The withdrawal of the AILD must be assessed in light of the existing regulatory landscape. The AI Act focuses essentially on ex ante safety measures and post-market surveillance. Yet, despite compliance with safety requirements, accidents may still occur, making effective ex post remedies critical to promoting public trust in AI. Sanctions under the AI Act may not sufficiently prompt responsible innovation, as the AI Act does not provide individuals with actionable rights beyond the right to explanation and the right to lodge complaints with market surveillance authorities (as pointed out here).

Thus, AI liability rules are meant to incentivise compliance with the AI Act. Liability rules are indeed intimately intertwined with safety legislation. Obligations under the AI Act and related AI standards provide benchmarks for judicial assessments of fault and duties of care under national tort law (as explained here at p. 233). Therefore, liability can be a catalyst of responsible innovation.

In this respect, the revised PLD marks a significant step by incorporating software into the legal definition of “product”, thereby extending product liability to non-tangible AI systems. Still, the PLD regime applies alongside national tort law. The former covers only certain types of harm – personal injury, property damage, and data loss – excluding infringements of personality rights and pure financial loss. Moreover, it does not include damage to commercially (as opposed to privately) used property. It also provides a “state-of-the-art” defence shielding manufacturers from liability for unknown defects that could not be discovered through the scientific and technical knowledge available when the product was placed on the market or put into service. In such cases, national tort law may step in, making the procedural alleviations envisaged by the AILD proposal particularly valuable.

• _Exercise prompt_: Copy the passage on the AILD withdrawal and AI liability word for word, from its first sentence to its last.

• _Recorded information_:
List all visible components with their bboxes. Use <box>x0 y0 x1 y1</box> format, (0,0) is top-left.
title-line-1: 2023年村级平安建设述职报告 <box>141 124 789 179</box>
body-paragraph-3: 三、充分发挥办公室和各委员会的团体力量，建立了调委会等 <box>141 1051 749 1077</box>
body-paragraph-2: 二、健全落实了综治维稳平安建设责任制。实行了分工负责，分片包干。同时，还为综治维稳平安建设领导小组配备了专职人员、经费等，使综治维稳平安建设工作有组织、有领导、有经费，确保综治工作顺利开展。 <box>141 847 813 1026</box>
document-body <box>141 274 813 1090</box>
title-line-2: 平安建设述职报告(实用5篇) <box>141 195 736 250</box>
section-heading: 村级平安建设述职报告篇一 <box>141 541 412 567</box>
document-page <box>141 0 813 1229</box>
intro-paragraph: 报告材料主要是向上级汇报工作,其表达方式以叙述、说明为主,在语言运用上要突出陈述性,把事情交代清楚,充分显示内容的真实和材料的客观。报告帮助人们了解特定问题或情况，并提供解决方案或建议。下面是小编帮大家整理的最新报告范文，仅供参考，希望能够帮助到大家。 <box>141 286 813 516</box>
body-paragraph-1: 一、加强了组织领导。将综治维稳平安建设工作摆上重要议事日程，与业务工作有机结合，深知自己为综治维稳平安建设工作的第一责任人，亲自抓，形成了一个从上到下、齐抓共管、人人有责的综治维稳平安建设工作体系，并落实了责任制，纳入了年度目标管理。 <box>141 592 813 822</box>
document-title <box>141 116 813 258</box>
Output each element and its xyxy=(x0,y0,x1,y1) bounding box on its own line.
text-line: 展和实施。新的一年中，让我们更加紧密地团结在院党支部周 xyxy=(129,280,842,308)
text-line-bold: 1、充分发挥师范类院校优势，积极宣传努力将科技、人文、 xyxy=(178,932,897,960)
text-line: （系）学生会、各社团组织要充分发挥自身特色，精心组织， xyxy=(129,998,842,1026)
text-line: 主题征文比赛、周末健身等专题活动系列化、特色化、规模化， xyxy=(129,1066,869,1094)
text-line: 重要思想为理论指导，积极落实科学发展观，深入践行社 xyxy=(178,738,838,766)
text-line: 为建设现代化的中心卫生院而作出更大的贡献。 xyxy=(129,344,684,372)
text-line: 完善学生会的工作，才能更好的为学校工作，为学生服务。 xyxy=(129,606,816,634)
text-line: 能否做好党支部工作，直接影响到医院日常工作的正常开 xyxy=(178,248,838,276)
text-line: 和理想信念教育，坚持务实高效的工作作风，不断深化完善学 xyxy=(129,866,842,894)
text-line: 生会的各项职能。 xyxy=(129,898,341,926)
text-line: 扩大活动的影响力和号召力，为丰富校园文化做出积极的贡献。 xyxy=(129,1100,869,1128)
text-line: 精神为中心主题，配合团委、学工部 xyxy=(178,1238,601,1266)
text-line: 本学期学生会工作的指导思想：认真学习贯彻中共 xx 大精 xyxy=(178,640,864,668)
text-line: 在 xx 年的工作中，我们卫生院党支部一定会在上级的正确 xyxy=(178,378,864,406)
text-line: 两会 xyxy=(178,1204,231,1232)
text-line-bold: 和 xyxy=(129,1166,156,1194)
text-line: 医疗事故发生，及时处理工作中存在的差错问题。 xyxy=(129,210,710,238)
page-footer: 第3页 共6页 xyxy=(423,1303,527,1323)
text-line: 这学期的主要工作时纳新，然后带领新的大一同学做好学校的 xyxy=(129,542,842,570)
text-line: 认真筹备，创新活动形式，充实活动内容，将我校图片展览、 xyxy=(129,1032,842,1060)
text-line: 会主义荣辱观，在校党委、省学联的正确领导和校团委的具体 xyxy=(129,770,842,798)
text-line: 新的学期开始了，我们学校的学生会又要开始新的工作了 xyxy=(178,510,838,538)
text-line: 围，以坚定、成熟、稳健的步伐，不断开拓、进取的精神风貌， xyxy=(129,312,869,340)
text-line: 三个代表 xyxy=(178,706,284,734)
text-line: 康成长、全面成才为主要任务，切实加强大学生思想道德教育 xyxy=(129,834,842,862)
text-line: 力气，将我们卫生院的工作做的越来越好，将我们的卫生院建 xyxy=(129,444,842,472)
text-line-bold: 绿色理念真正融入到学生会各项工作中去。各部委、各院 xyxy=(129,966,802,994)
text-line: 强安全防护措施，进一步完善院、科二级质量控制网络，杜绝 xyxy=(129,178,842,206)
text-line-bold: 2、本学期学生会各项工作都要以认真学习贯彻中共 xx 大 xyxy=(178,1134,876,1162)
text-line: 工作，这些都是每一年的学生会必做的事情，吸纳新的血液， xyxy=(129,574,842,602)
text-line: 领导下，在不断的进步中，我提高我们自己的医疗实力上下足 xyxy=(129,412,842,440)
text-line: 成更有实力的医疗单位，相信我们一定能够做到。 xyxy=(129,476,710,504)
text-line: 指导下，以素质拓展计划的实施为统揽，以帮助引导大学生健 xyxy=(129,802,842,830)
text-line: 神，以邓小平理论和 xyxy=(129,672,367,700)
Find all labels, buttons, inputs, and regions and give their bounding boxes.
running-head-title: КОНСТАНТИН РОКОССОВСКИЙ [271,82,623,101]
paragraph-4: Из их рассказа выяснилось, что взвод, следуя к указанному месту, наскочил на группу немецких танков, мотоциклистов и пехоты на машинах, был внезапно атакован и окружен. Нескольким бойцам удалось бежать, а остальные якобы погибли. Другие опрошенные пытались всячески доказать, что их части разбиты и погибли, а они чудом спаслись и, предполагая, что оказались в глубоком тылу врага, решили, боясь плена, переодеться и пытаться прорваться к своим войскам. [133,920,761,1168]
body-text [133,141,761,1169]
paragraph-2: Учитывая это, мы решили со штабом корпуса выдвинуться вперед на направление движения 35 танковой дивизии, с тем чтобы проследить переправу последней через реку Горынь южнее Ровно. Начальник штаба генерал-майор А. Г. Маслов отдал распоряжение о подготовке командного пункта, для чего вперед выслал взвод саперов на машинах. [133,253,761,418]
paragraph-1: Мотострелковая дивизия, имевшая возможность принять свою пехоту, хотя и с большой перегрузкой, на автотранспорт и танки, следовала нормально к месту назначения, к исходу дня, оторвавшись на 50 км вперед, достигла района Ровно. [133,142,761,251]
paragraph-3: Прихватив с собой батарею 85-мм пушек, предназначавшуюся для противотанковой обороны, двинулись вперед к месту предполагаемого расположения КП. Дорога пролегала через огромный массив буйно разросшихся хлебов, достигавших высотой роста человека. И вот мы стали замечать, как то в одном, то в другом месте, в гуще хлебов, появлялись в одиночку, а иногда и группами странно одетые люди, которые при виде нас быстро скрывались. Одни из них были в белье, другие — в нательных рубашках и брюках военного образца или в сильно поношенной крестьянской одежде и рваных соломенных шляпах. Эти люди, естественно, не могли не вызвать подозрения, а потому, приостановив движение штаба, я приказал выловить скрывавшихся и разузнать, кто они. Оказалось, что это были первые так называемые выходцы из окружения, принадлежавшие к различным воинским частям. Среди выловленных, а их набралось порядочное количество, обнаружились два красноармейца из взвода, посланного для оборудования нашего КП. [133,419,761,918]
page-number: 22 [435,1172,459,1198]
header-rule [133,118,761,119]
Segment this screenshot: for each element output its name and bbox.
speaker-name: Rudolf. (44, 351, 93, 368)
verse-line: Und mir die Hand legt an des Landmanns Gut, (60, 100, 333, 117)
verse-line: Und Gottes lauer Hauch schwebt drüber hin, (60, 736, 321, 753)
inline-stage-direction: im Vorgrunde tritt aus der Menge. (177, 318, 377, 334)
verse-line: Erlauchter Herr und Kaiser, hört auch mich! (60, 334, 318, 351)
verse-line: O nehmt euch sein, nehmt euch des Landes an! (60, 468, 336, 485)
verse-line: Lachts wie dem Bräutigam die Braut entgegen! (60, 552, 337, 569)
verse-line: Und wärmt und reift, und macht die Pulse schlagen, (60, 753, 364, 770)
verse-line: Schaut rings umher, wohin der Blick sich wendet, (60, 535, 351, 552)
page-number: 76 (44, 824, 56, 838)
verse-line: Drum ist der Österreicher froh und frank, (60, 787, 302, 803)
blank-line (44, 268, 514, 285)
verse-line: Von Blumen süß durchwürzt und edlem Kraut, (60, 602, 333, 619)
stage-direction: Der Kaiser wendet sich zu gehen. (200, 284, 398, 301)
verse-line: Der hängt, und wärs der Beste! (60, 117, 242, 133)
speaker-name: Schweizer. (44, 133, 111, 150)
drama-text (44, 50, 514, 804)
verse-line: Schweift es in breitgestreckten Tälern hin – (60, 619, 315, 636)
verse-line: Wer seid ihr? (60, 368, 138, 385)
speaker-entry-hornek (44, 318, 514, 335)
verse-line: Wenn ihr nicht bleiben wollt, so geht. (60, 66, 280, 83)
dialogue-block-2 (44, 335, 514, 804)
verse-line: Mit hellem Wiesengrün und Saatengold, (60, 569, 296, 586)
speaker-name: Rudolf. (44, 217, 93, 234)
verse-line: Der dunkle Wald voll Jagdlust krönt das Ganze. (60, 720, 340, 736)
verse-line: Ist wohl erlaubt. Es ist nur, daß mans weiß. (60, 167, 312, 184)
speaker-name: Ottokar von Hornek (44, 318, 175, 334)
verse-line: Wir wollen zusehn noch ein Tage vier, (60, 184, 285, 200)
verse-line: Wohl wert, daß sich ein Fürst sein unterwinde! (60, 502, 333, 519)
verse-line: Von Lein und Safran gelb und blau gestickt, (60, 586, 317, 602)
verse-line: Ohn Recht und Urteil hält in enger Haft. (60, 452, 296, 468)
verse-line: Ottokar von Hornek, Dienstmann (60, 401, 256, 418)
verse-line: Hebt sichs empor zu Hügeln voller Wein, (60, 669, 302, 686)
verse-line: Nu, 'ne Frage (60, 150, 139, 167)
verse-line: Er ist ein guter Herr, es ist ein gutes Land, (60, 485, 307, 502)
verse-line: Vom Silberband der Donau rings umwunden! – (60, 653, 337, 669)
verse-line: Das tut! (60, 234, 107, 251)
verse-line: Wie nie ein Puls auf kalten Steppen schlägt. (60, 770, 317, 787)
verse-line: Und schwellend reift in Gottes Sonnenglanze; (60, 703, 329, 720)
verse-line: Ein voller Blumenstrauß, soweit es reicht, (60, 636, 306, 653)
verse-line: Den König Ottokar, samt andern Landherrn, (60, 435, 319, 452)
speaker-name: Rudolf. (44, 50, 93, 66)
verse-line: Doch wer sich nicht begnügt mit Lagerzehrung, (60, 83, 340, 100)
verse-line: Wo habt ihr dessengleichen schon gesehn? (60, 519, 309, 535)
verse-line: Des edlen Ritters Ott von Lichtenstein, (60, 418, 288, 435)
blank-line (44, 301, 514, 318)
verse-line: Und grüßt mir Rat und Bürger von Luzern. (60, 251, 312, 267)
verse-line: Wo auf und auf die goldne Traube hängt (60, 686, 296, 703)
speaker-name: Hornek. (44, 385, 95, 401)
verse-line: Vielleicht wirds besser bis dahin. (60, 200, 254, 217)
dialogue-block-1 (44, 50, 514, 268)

• _Problem solution_:
The withdrawal of the AILD must be assessed in light of the existing regulatory landscape. The AI Act focuses essentially on ex ante safety measures and post-market surveillance. Yet, despite compliance with safety requirements, accidents may still occur, making effective ex post remedies critical to promoting public trust in AI. Sanctions under the AI Act may not sufficiently prompt responsible innovation, as the AI Act does not provide individuals with actionable rights beyond the right to explanation and the right to lodge complaints with market surveillance authorities (as pointed out here).

Thus, AI liability rules are meant to incentivise compliance with the AI Act. Liability rules are indeed intimately intertwined with safety legislation. Obligations under the AI Act and related AI standards provide benchmarks for judicial assessments of fault and duties of care under national tort law (as explained here at p. 233). Therefore, liability can be a catalyst of responsible innovation.

In this respect, the revised PLD marks a significant step by incorporating software into the legal definition of “product”, thereby extending product liability to non-tangible AI systems. Still, the PLD regime applies alongside national tort law. The former covers only certain types of harm – personal injury, property damage, and data loss – excluding infringements of personality rights and pure financial loss. Moreover, it does not include damage to commercially (as opposed to privately) used property. It also provides a “state-of-the-art” defence shielding manufacturers from liability for unknown defects that could not be discovered through the scientific and technical knowledge available when the product was placed on the market or put into service. In such cases, national tort law may step in, making the procedural alleviations envisaged by the AILD proposal particularly valuable.